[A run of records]
########

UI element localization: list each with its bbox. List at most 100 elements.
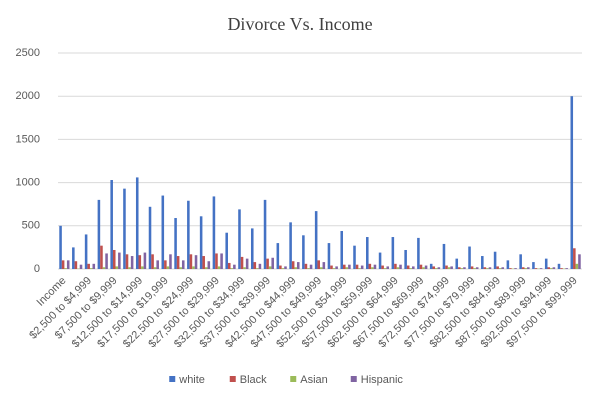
bar (463, 267, 466, 269)
bar (164, 260, 167, 269)
bar (118, 252, 121, 269)
bar (181, 260, 185, 269)
bar (506, 260, 510, 269)
chart-title: Divorce Vs. Income (227, 14, 372, 34)
bar (89, 268, 93, 269)
bar (92, 263, 96, 269)
bar (498, 268, 502, 269)
bar (404, 249, 407, 269)
legend-label: white (178, 374, 205, 386)
bar (225, 232, 228, 269)
bar (230, 268, 234, 269)
bar (266, 258, 269, 269)
bar (291, 261, 295, 269)
y-tick-label: 2500 (16, 47, 40, 59)
bar (161, 195, 165, 269)
bar (263, 199, 267, 269)
bar (371, 267, 374, 269)
bar (470, 266, 474, 269)
bar (552, 267, 556, 269)
legend-label: Hispanic (361, 374, 404, 386)
bar (383, 268, 387, 269)
y-tick-label: 2000 (16, 90, 40, 102)
bar (468, 246, 471, 269)
bar (527, 267, 530, 269)
bar (220, 253, 223, 269)
bar (207, 261, 211, 269)
bar (560, 268, 563, 269)
bar (547, 267, 551, 269)
bar (399, 264, 402, 269)
bar (396, 267, 400, 269)
bar (268, 266, 272, 269)
bar (64, 268, 67, 269)
legend-swatch (290, 376, 297, 382)
bar (194, 255, 198, 269)
legend-swatch (229, 376, 236, 382)
bar (422, 267, 425, 269)
bar (570, 96, 574, 269)
legend-label: Black (240, 374, 267, 386)
bar (544, 258, 548, 269)
bar (135, 177, 139, 269)
bar (199, 216, 203, 269)
bar (419, 264, 423, 269)
bar (573, 248, 576, 269)
bar (202, 256, 205, 269)
bar (317, 260, 320, 269)
bar (66, 260, 70, 269)
legend-swatch (350, 376, 357, 382)
bar (488, 267, 492, 269)
bar (250, 228, 254, 269)
bar (79, 264, 83, 269)
bar (304, 263, 308, 269)
bar (309, 264, 313, 269)
bar (123, 188, 126, 269)
bar (179, 267, 182, 269)
bar (429, 263, 433, 269)
bar (112, 249, 116, 269)
y-tick-label: 1000 (16, 177, 40, 189)
bar (539, 268, 543, 269)
bar (340, 230, 344, 269)
bar (151, 254, 154, 269)
bar (245, 258, 249, 269)
bar (84, 234, 88, 269)
bar (348, 264, 351, 269)
bar (227, 262, 231, 269)
bar (532, 262, 535, 269)
bar (322, 262, 326, 269)
bar (192, 266, 195, 269)
bar (74, 261, 78, 269)
bar (458, 267, 461, 269)
bar (475, 267, 479, 269)
bar (148, 206, 152, 269)
bar (187, 200, 190, 269)
bar (128, 267, 131, 269)
bar (343, 264, 346, 269)
bar (169, 254, 172, 269)
bar (378, 252, 382, 269)
bar (217, 266, 221, 269)
bar (332, 268, 336, 269)
bar (486, 268, 489, 269)
bar (189, 254, 193, 269)
bar (258, 263, 262, 269)
legend-label: Asian (300, 374, 328, 386)
bar (524, 268, 528, 269)
bar (115, 266, 119, 269)
bar (215, 253, 218, 269)
bar (424, 265, 428, 269)
bar (143, 252, 147, 269)
bar (373, 264, 377, 269)
bar (394, 263, 397, 269)
bar (355, 264, 359, 269)
bar (125, 254, 129, 269)
bar (450, 266, 453, 269)
bar (61, 260, 65, 269)
bar (302, 235, 305, 269)
bar (565, 268, 568, 269)
bar (105, 253, 108, 269)
bar (345, 267, 349, 269)
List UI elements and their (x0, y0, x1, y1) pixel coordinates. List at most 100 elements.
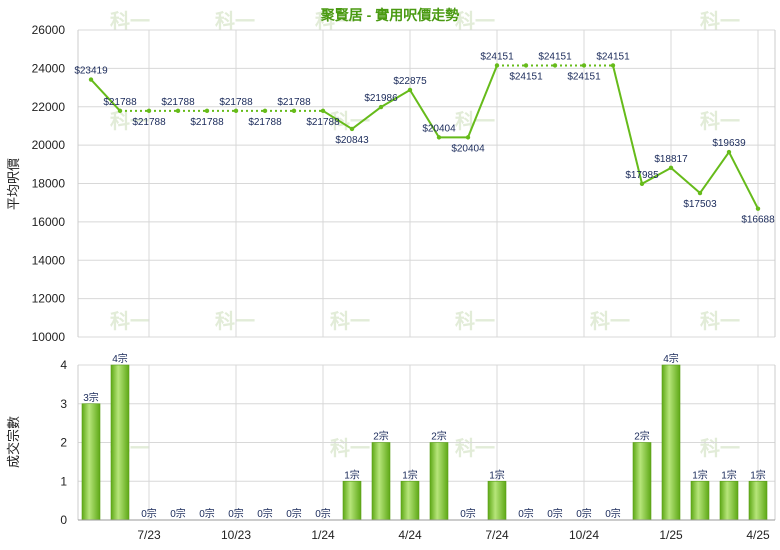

########

Turn every line of the rows above into a numbered list, skipping any blank lines. Leave the pictures out of your list.

1. UI element localization: list each with its bbox. List at most 100 elements.
2. bar (463, 267, 466, 269)
3. bar (164, 260, 167, 269)
4. bar (118, 252, 121, 269)
5. bar (181, 260, 185, 269)
6. bar (506, 260, 510, 269)
7. chart-title: Divorce Vs. Income (227, 14, 372, 34)
8. bar (89, 268, 93, 269)
9. bar (92, 263, 96, 269)
10. bar (498, 268, 502, 269)
11. bar (404, 249, 407, 269)
12. legend-label: white (178, 374, 205, 386)
13. bar (225, 232, 228, 269)
14. bar (230, 268, 234, 269)
15. bar (266, 258, 269, 269)
16. bar (291, 261, 295, 269)
17. y-tick-label: 2500 (16, 47, 40, 59)
18. bar (161, 195, 165, 269)
19. bar (263, 199, 267, 269)
20. bar (371, 267, 374, 269)
21. bar (470, 266, 474, 269)
22. bar (552, 267, 556, 269)
23. legend-label: Hispanic (361, 374, 404, 386)
24. bar (383, 268, 387, 269)
25. y-tick-label: 2000 (16, 90, 40, 102)
26. bar (468, 246, 471, 269)
27. bar (527, 267, 530, 269)
28. bar (220, 253, 223, 269)
29. bar (207, 261, 211, 269)
30. bar (560, 268, 563, 269)
31. bar (547, 267, 551, 269)
32. bar (399, 264, 402, 269)
33. bar (396, 267, 400, 269)
34. bar (268, 266, 272, 269)
35. bar (64, 268, 67, 269)
36. legend-swatch (290, 376, 297, 382)
37. bar (194, 255, 198, 269)
38. legend-swatch (229, 376, 236, 382)
39. bar (422, 267, 425, 269)
40. bar (570, 96, 574, 269)
41. legend-label: Black (240, 374, 267, 386)
42. bar (544, 258, 548, 269)
43. bar (135, 177, 139, 269)
44. bar (199, 216, 203, 269)
45. bar (419, 264, 423, 269)
46. bar (573, 248, 576, 269)
47. bar (202, 256, 205, 269)
48. bar (317, 260, 320, 269)
49. bar (66, 260, 70, 269)
50. legend-swatch (350, 376, 357, 382)
51. bar (488, 267, 492, 269)
52. bar (250, 228, 254, 269)
53. bar (79, 264, 83, 269)
54. bar (304, 263, 308, 269)
55. bar (309, 264, 313, 269)
56. bar (123, 188, 126, 269)
57. bar (179, 267, 182, 269)
58. bar (429, 263, 433, 269)
59. bar (112, 249, 116, 269)
60. y-tick-label: 1000 (16, 177, 40, 189)
61. bar (539, 268, 543, 269)
62. bar (340, 230, 344, 269)
63. bar (151, 254, 154, 269)
64. bar (245, 258, 249, 269)
65. bar (84, 234, 88, 269)
66. bar (348, 264, 351, 269)
67. bar (227, 262, 231, 269)
68. bar (532, 262, 535, 269)
69. bar (322, 262, 326, 269)
70. bar (192, 266, 195, 269)
71. bar (74, 261, 78, 269)
72. bar (458, 267, 461, 269)
73. bar (475, 267, 479, 269)
74. bar (148, 206, 152, 269)
75. bar (187, 200, 190, 269)
76. bar (128, 267, 131, 269)
77. bar (343, 264, 346, 269)
78. bar (169, 254, 172, 269)
79. bar (378, 252, 382, 269)
80. bar (217, 266, 221, 269)
81. bar (332, 268, 336, 269)
82. bar (486, 268, 489, 269)
83. bar (189, 254, 193, 269)
84. bar (258, 263, 262, 269)
85. legend-label: Asian (300, 374, 328, 386)
86. bar (524, 268, 528, 269)
87. bar (115, 266, 119, 269)
88. bar (215, 253, 218, 269)
89. bar (424, 265, 428, 269)
90. bar (143, 252, 147, 269)
91. bar (373, 264, 377, 269)
92. bar (394, 263, 397, 269)
93. bar (355, 264, 359, 269)
94. bar (125, 254, 129, 269)
95. bar (450, 266, 453, 269)
96. bar (61, 260, 65, 269)
97. bar (302, 235, 305, 269)
98. bar (565, 268, 568, 269)
99. bar (105, 253, 108, 269)
100. bar (345, 267, 349, 269)
101. List UI elements and their (x0, y0, x1, y1) pixel coordinates. List at most 100 elements.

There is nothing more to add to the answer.